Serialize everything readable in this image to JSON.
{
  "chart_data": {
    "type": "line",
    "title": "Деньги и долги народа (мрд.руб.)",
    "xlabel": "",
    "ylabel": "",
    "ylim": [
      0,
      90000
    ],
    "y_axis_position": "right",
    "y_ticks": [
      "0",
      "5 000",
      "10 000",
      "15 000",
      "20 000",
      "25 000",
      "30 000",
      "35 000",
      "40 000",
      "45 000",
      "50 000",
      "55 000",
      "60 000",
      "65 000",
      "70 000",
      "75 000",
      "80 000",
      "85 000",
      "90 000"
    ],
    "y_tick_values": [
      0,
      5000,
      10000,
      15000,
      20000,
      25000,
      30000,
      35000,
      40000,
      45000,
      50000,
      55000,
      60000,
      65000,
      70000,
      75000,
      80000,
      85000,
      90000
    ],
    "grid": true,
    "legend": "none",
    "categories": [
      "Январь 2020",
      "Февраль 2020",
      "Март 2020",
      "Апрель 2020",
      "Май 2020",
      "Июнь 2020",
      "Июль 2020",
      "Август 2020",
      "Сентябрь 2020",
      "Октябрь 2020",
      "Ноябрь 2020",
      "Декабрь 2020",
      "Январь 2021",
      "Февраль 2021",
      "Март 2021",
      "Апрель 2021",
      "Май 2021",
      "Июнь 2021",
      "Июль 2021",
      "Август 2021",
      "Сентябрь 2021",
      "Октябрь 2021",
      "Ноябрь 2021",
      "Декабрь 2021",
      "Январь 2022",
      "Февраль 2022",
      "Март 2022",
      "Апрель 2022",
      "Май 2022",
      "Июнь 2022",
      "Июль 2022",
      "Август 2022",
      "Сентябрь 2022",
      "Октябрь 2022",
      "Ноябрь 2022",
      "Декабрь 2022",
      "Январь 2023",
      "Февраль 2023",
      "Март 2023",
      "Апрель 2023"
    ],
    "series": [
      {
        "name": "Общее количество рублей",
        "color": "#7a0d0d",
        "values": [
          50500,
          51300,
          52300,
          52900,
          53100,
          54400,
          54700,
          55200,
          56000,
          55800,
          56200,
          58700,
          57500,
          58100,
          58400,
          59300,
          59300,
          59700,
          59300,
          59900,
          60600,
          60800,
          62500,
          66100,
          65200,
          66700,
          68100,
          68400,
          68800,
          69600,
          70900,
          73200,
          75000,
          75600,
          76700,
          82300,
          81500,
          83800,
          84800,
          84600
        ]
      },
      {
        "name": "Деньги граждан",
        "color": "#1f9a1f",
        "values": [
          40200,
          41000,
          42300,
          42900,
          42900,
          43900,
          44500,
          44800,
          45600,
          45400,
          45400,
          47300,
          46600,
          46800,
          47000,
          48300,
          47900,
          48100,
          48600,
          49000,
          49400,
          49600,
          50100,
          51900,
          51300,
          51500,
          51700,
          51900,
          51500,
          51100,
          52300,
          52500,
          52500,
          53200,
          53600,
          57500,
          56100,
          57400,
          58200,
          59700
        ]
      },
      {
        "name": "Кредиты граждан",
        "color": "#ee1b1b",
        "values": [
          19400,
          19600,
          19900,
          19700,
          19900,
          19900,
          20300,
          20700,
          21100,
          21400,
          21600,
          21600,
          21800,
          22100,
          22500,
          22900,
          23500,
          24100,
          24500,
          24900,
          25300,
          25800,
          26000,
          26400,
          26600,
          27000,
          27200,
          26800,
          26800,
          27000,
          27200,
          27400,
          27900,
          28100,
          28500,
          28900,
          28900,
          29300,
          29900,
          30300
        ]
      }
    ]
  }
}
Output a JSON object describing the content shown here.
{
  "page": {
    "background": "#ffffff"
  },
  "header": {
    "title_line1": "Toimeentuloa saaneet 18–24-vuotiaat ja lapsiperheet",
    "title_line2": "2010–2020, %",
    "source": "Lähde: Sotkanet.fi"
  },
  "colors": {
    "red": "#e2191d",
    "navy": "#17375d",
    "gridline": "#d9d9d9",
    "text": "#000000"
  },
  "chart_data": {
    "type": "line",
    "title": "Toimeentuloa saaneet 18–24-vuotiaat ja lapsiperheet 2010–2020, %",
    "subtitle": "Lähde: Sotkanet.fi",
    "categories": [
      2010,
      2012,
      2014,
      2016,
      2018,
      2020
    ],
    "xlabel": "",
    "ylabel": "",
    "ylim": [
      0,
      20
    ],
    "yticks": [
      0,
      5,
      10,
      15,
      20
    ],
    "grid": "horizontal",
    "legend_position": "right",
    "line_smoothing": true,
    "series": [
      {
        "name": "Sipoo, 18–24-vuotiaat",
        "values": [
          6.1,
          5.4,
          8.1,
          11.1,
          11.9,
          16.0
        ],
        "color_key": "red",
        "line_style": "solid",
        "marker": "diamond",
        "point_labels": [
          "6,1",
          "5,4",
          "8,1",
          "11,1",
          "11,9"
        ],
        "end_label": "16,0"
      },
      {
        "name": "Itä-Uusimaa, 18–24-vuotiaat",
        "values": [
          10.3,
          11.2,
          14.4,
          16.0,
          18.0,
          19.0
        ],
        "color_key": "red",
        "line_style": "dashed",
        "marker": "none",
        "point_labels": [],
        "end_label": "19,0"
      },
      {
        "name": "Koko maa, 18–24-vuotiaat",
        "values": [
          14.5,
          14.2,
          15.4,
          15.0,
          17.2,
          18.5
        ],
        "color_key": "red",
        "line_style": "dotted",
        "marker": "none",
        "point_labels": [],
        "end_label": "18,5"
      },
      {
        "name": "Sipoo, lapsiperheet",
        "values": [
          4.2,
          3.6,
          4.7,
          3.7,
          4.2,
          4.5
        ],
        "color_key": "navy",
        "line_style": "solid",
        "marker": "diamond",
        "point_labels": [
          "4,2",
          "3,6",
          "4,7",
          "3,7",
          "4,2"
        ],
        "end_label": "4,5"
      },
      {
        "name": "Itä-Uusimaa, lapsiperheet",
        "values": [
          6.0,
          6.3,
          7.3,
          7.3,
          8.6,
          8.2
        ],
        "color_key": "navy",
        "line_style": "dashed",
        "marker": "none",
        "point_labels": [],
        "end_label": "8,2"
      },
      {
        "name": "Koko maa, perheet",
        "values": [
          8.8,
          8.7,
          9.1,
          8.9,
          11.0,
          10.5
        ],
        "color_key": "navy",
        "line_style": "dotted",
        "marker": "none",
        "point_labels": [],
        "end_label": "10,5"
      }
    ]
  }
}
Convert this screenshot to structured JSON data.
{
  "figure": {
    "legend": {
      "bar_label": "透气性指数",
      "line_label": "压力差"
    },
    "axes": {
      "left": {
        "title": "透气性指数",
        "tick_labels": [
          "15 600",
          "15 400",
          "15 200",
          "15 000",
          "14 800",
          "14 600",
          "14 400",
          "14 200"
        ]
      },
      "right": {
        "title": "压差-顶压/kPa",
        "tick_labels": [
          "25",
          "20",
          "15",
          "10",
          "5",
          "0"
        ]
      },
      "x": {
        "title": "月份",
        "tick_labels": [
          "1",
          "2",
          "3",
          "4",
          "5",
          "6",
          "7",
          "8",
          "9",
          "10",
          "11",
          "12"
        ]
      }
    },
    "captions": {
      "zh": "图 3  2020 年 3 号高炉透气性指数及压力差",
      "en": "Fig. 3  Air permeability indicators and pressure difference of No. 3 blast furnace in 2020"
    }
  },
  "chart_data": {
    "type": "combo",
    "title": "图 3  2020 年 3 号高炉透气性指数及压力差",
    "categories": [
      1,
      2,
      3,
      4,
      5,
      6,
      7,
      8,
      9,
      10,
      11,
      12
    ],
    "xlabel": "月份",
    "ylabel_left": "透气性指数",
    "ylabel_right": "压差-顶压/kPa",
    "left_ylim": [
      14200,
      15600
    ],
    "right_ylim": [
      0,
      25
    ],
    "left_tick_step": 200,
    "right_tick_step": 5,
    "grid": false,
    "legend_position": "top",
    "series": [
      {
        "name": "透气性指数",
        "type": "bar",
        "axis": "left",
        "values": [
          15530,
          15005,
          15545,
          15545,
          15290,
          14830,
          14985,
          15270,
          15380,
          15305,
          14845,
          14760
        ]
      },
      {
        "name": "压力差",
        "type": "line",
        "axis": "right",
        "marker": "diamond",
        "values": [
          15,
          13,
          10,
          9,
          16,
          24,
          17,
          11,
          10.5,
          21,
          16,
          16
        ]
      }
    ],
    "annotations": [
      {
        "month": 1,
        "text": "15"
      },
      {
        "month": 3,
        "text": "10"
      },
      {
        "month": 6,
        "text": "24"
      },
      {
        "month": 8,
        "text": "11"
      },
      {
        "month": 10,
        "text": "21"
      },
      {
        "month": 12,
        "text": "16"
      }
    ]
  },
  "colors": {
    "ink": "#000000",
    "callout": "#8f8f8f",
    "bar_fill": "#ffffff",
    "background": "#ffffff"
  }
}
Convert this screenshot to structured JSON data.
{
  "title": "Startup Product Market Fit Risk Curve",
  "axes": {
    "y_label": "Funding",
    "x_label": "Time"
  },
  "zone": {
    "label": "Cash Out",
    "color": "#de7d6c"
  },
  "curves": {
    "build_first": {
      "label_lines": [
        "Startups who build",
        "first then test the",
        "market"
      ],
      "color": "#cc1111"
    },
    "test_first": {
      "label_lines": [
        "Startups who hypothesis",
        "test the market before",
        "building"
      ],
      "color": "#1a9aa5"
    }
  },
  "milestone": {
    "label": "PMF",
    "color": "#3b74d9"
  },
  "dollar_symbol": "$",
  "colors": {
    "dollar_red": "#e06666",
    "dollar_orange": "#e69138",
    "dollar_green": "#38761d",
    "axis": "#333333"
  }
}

::::::::::

→ TASK DESCRIPTION
Keep only the lines that hold the string "Октябрь", and copy them out.

→ RESULT
      "Октябрь 2020",
      "Октябрь 2021",
      "Октябрь 2022",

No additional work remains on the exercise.